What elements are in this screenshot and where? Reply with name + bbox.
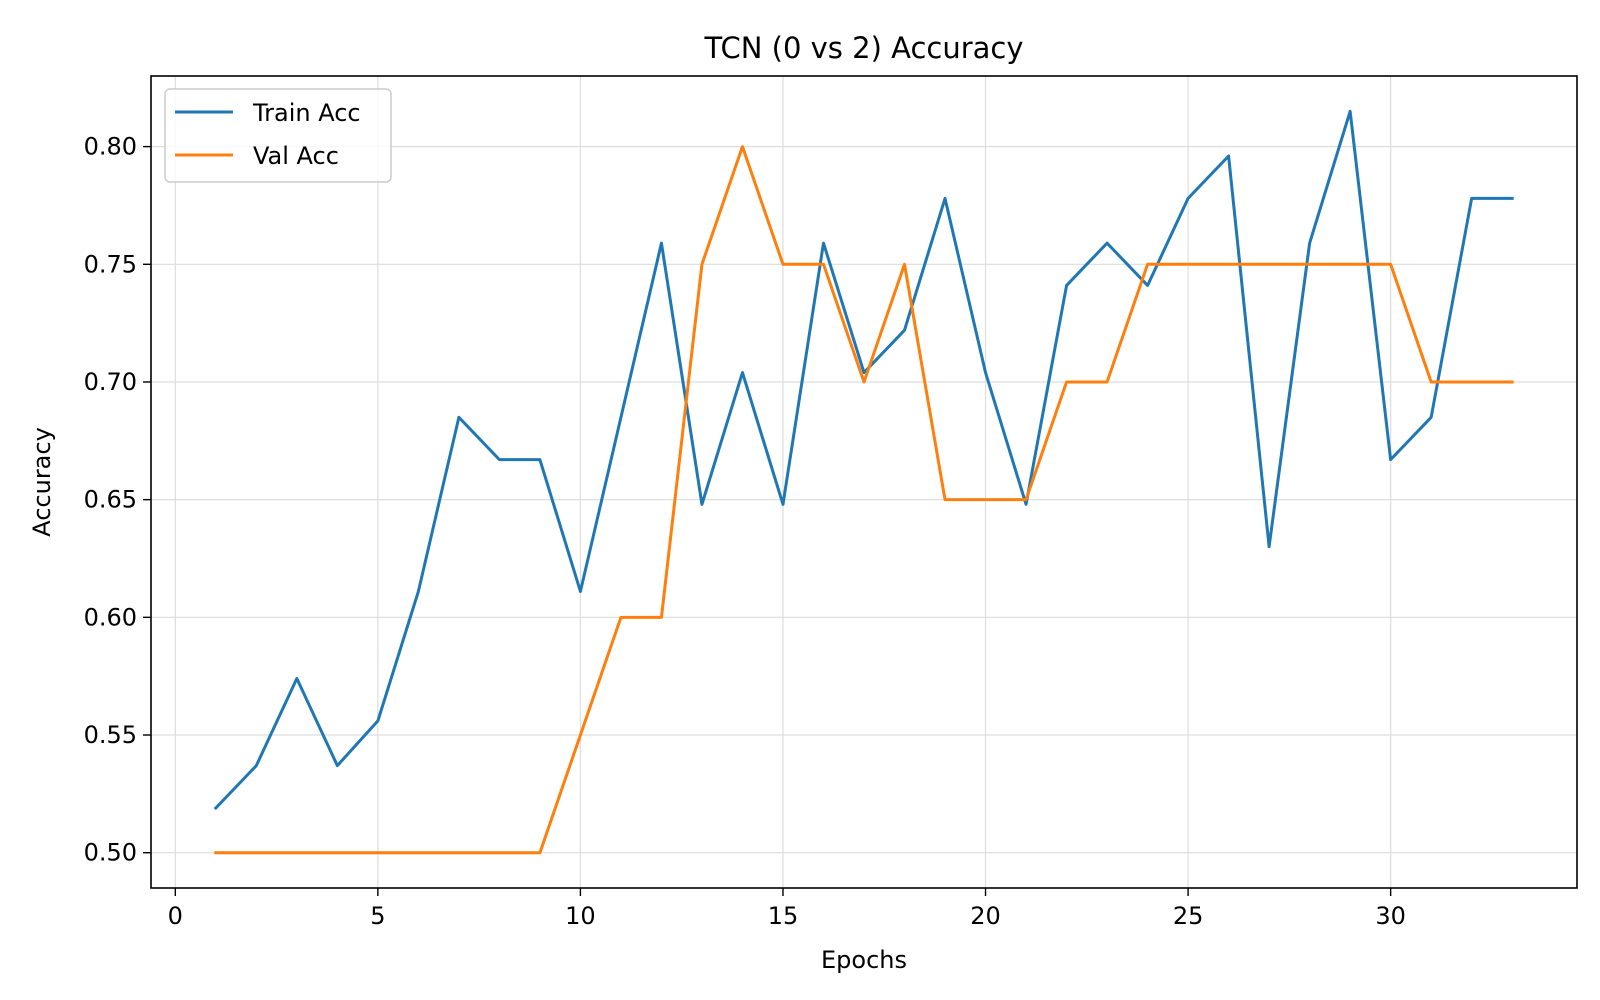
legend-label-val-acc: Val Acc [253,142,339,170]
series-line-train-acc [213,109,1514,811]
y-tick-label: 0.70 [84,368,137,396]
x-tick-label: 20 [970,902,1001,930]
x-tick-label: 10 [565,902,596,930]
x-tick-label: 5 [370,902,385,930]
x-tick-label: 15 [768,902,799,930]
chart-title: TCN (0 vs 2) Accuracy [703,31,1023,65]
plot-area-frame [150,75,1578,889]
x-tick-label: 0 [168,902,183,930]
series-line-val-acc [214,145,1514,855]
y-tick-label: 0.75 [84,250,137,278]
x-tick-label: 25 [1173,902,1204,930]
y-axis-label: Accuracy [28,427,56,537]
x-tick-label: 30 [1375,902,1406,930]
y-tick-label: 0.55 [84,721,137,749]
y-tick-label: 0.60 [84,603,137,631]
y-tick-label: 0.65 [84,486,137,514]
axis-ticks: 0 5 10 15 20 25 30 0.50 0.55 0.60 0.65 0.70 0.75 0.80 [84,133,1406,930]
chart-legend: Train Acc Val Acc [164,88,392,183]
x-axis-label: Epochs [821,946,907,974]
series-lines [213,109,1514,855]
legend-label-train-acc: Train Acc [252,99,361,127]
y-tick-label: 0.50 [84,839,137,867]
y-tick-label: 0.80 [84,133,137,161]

--*--

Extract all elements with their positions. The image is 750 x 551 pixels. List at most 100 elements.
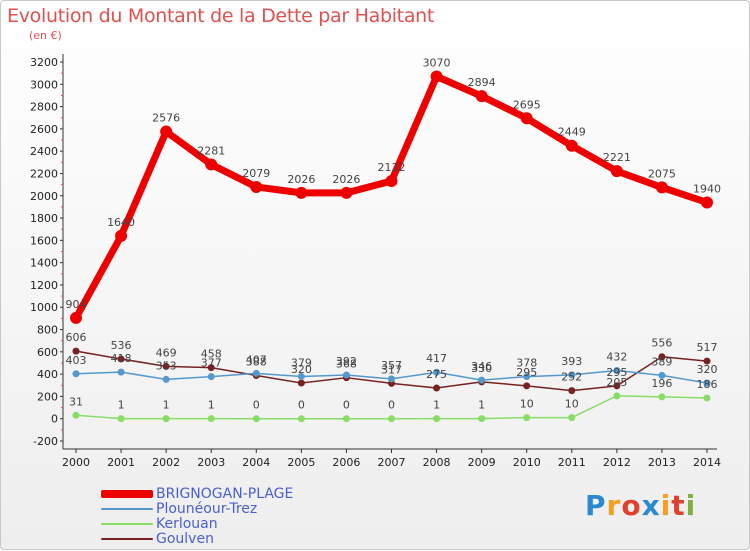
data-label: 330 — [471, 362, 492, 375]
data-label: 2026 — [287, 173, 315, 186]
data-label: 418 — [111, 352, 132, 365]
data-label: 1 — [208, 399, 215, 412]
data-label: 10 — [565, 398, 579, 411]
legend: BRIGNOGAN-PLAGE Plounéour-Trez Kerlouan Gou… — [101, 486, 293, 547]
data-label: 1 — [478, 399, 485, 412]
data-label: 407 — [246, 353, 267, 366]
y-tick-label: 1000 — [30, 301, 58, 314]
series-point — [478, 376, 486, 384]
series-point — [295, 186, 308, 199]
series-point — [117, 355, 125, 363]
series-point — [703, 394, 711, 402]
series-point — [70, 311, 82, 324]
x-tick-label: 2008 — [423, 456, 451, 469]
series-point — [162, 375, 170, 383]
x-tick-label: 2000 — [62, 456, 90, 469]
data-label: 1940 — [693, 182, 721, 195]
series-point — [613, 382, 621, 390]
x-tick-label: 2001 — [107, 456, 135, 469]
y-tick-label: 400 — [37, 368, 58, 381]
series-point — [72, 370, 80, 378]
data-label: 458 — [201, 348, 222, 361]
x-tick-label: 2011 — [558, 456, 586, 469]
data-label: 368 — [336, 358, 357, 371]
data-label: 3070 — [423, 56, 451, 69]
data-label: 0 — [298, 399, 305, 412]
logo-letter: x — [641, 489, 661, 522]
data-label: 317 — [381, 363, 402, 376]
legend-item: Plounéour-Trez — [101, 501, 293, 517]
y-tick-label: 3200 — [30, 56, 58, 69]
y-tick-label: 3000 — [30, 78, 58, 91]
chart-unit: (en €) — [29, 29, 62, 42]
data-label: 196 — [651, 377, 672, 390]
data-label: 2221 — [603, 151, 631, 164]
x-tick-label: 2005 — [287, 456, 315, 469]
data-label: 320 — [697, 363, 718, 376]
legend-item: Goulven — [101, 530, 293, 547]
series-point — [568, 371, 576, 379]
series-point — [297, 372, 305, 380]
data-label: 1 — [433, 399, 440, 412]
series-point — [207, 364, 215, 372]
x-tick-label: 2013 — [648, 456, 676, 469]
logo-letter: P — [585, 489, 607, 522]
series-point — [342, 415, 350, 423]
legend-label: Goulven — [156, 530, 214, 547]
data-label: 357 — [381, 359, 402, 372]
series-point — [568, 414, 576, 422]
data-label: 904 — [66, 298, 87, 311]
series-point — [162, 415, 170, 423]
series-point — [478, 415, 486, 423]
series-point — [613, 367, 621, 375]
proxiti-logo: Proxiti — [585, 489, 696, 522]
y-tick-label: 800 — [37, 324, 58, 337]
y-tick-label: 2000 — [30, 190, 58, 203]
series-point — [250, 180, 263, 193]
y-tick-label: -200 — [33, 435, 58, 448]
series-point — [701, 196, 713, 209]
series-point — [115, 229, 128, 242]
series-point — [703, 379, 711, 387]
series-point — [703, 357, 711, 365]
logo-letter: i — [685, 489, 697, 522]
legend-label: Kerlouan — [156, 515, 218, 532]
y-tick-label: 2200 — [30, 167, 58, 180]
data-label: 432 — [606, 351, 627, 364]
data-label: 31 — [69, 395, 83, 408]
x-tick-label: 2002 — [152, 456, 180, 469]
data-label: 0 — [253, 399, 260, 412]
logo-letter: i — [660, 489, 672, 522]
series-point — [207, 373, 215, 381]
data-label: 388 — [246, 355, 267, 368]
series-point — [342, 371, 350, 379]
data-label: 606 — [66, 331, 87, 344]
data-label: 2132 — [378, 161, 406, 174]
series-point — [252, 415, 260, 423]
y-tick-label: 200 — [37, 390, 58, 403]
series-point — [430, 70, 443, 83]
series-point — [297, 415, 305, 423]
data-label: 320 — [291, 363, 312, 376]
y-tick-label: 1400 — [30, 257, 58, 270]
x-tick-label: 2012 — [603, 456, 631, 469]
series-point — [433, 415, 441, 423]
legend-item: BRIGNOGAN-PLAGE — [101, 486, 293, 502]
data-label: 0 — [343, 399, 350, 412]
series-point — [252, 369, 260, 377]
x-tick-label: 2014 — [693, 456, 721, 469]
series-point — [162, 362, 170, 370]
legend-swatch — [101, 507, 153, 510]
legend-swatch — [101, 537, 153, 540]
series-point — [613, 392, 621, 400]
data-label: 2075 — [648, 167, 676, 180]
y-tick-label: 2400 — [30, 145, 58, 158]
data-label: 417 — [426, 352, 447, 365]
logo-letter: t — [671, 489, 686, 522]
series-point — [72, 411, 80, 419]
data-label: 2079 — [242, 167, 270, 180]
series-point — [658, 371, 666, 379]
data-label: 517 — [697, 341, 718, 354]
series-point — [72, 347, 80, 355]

--*--

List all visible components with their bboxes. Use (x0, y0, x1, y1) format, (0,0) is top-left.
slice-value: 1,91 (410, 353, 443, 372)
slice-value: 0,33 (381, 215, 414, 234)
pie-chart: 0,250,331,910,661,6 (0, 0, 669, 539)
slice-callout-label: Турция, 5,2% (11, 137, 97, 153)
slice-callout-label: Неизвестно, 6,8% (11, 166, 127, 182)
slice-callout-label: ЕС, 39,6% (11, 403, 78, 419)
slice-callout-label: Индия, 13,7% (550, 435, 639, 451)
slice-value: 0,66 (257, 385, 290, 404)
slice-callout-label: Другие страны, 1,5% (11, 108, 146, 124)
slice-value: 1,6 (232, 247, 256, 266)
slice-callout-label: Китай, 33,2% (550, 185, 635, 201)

--*--

▶ [WHAT THE TASK REQUIRES] Find every row above that contains the string "logo", and copy each of those rows.

▶ [TASK ANSWER]
logo-letter: x — [641, 489, 661, 522]
logo-letter: P — [585, 489, 607, 522]
proxiti-logo: Proxiti — [585, 489, 696, 522]
logo-letter: i — [685, 489, 697, 522]
logo-letter: i — [660, 489, 672, 522]
logo-letter: t — [671, 489, 686, 522]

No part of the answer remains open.